▶ _Exercise directions_
Word for word, transcribe the lines below and drop the pictures.

▶ _Provided data_
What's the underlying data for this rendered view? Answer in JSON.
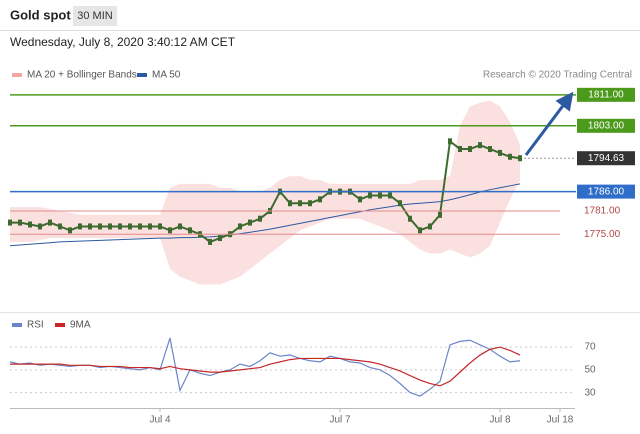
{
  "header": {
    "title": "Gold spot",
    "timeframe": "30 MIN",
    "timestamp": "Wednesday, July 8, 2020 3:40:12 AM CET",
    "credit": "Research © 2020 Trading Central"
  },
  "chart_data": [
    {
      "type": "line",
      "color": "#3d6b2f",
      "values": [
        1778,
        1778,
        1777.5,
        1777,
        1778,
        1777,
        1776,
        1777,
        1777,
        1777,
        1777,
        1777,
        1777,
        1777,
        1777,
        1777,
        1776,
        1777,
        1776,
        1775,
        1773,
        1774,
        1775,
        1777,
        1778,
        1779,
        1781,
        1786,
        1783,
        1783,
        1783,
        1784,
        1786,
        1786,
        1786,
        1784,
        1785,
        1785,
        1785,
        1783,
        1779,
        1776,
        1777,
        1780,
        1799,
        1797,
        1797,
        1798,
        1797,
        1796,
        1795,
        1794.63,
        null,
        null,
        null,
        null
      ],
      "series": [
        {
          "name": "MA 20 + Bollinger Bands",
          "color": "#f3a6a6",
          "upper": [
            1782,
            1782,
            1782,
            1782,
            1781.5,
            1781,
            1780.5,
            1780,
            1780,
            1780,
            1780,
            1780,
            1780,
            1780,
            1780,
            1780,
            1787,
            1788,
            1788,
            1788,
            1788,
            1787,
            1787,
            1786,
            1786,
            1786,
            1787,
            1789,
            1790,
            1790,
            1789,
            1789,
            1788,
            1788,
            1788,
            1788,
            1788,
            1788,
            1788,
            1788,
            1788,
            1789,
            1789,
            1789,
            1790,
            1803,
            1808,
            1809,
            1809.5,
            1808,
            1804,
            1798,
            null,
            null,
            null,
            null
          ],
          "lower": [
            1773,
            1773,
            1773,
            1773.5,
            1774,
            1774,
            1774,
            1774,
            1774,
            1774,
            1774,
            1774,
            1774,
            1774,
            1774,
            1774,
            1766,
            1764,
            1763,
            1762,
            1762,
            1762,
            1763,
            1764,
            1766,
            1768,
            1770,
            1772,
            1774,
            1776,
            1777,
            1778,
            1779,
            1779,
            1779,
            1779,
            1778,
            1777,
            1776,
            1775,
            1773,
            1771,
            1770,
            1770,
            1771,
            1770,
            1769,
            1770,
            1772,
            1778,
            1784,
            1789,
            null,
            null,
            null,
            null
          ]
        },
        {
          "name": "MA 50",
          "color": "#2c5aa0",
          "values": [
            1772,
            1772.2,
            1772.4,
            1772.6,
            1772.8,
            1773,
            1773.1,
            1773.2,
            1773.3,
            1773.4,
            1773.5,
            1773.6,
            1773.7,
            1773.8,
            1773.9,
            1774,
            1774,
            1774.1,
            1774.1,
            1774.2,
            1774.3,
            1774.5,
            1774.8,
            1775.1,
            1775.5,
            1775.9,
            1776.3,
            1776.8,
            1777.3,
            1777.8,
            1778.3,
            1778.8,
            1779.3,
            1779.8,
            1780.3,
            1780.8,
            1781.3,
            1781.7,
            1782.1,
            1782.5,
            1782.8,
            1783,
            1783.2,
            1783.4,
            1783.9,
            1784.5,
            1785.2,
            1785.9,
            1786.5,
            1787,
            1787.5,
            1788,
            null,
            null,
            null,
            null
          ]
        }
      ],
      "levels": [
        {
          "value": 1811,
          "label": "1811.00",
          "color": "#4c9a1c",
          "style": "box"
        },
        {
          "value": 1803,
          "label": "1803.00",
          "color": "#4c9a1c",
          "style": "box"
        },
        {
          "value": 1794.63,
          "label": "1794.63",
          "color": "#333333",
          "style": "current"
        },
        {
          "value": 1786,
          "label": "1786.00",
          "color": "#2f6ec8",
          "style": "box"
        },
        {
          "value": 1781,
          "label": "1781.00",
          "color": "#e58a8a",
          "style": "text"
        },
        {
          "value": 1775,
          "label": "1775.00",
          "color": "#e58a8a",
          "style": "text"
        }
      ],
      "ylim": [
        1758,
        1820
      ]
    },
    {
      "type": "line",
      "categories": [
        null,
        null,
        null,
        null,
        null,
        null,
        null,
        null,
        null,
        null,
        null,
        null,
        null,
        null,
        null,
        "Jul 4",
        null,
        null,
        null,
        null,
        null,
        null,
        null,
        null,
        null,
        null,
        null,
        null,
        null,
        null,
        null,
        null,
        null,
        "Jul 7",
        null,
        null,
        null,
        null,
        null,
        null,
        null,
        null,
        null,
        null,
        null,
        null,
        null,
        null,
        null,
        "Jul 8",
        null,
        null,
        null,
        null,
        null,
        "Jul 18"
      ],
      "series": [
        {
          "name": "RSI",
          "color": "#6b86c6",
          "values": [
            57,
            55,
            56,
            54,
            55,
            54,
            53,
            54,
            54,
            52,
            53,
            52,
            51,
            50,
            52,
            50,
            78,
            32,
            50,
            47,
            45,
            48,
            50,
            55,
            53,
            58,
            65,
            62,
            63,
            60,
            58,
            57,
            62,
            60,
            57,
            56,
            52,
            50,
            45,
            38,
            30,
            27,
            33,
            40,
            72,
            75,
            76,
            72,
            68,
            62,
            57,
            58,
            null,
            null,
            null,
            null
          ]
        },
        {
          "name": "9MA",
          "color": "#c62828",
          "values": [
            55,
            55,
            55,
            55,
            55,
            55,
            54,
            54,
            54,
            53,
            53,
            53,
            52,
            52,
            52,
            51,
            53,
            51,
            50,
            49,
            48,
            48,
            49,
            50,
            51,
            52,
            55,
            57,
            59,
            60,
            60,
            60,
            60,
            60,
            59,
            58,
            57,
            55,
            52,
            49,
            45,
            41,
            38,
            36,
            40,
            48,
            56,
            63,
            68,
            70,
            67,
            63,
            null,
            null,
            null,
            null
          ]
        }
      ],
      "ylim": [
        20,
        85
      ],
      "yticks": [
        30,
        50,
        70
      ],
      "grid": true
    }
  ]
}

▶ _Answer to this task_
What's the underlying data for this rendered view? Answer in JSON.
{
  "header": {
    "title": "Gold spot",
    "timeframe": "30 MIN",
    "timestamp": "Wednesday, July 8, 2020 3:40:12 AM CET",
    "credit": "Research © 2020 Trading Central"
  },
  "chart_data": [
    {
      "type": "line",
      "color": "#3d6b2f",
      "values": [
        1778,
        1778,
        1777.5,
        1777,
        1778,
        1777,
        1776,
        1777,
        1777,
        1777,
        1777,
        1777,
        1777,
        1777,
        1777,
        1777,
        1776,
        1777,
        1776,
        1775,
        1773,
        1774,
        1775,
        1777,
        1778,
        1779,
        1781,
        1786,
        1783,
        1783,
        1783,
        1784,
        1786,
        1786,
        1786,
        1784,
        1785,
        1785,
        1785,
        1783,
        1779,
        1776,
        1777,
        1780,
        1799,
        1797,
        1797,
        1798,
        1797,
        1796,
        1795,
        1794.63,
        null,
        null,
        null,
        null
      ],
      "series": [
        {
          "name": "MA 20 + Bollinger Bands",
          "color": "#f3a6a6",
          "upper": [
            1782,
            1782,
            1782,
            1782,
            1781.5,
            1781,
            1780.5,
            1780,
            1780,
            1780,
            1780,
            1780,
            1780,
            1780,
            1780,
            1780,
            1787,
            1788,
            1788,
            1788,
            1788,
            1787,
            1787,
            1786,
            1786,
            1786,
            1787,
            1789,
            1790,
            1790,
            1789,
            1789,
            1788,
            1788,
            1788,
            1788,
            1788,
            1788,
            1788,
            1788,
            1788,
            1789,
            1789,
            1789,
            1790,
            1803,
            1808,
            1809,
            1809.5,
            1808,
            1804,
            1798,
            null,
            null,
            null,
            null
          ],
          "lower": [
            1773,
            1773,
            1773,
            1773.5,
            1774,
            1774,
            1774,
            1774,
            1774,
            1774,
            1774,
            1774,
            1774,
            1774,
            1774,
            1774,
            1766,
            1764,
            1763,
            1762,
            1762,
            1762,
            1763,
            1764,
            1766,
            1768,
            1770,
            1772,
            1774,
            1776,
            1777,
            1778,
            1779,
            1779,
            1779,
            1779,
            1778,
            1777,
            1776,
            1775,
            1773,
            1771,
            1770,
            1770,
            1771,
            1770,
            1769,
            1770,
            1772,
            1778,
            1784,
            1789,
            null,
            null,
            null,
            null
          ]
        },
        {
          "name": "MA 50",
          "color": "#2c5aa0",
          "values": [
            1772,
            1772.2,
            1772.4,
            1772.6,
            1772.8,
            1773,
            1773.1,
            1773.2,
            1773.3,
            1773.4,
            1773.5,
            1773.6,
            1773.7,
            1773.8,
            1773.9,
            1774,
            1774,
            1774.1,
            1774.1,
            1774.2,
            1774.3,
            1774.5,
            1774.8,
            1775.1,
            1775.5,
            1775.9,
            1776.3,
            1776.8,
            1777.3,
            1777.8,
            1778.3,
            1778.8,
            1779.3,
            1779.8,
            1780.3,
            1780.8,
            1781.3,
            1781.7,
            1782.1,
            1782.5,
            1782.8,
            1783,
            1783.2,
            1783.4,
            1783.9,
            1784.5,
            1785.2,
            1785.9,
            1786.5,
            1787,
            1787.5,
            1788,
            null,
            null,
            null,
            null
          ]
        }
      ],
      "levels": [
        {
          "value": 1811,
          "label": "1811.00",
          "color": "#4c9a1c",
          "style": "box"
        },
        {
          "value": 1803,
          "label": "1803.00",
          "color": "#4c9a1c",
          "style": "box"
        },
        {
          "value": 1794.63,
          "label": "1794.63",
          "color": "#333333",
          "style": "current"
        },
        {
          "value": 1786,
          "label": "1786.00",
          "color": "#2f6ec8",
          "style": "box"
        },
        {
          "value": 1781,
          "label": "1781.00",
          "color": "#e58a8a",
          "style": "text"
        },
        {
          "value": 1775,
          "label": "1775.00",
          "color": "#e58a8a",
          "style": "text"
        }
      ],
      "ylim": [
        1758,
        1820
      ]
    },
    {
      "type": "line",
      "categories": [
        null,
        null,
        null,
        null,
        null,
        null,
        null,
        null,
        null,
        null,
        null,
        null,
        null,
        null,
        null,
        "Jul 4",
        null,
        null,
        null,
        null,
        null,
        null,
        null,
        null,
        null,
        null,
        null,
        null,
        null,
        null,
        null,
        null,
        null,
        "Jul 7",
        null,
        null,
        null,
        null,
        null,
        null,
        null,
        null,
        null,
        null,
        null,
        null,
        null,
        null,
        null,
        "Jul 8",
        null,
        null,
        null,
        null,
        null,
        "Jul 18"
      ],
      "series": [
        {
          "name": "RSI",
          "color": "#6b86c6",
          "values": [
            57,
            55,
            56,
            54,
            55,
            54,
            53,
            54,
            54,
            52,
            53,
            52,
            51,
            50,
            52,
            50,
            78,
            32,
            50,
            47,
            45,
            48,
            50,
            55,
            53,
            58,
            65,
            62,
            63,
            60,
            58,
            57,
            62,
            60,
            57,
            56,
            52,
            50,
            45,
            38,
            30,
            27,
            33,
            40,
            72,
            75,
            76,
            72,
            68,
            62,
            57,
            58,
            null,
            null,
            null,
            null
          ]
        },
        {
          "name": "9MA",
          "color": "#c62828",
          "values": [
            55,
            55,
            55,
            55,
            55,
            55,
            54,
            54,
            54,
            53,
            53,
            53,
            52,
            52,
            52,
            51,
            53,
            51,
            50,
            49,
            48,
            48,
            49,
            50,
            51,
            52,
            55,
            57,
            59,
            60,
            60,
            60,
            60,
            60,
            59,
            58,
            57,
            55,
            52,
            49,
            45,
            41,
            38,
            36,
            40,
            48,
            56,
            63,
            68,
            70,
            67,
            63,
            null,
            null,
            null,
            null
          ]
        }
      ],
      "ylim": [
        20,
        85
      ],
      "yticks": [
        30,
        50,
        70
      ],
      "grid": true
    }
  ]
}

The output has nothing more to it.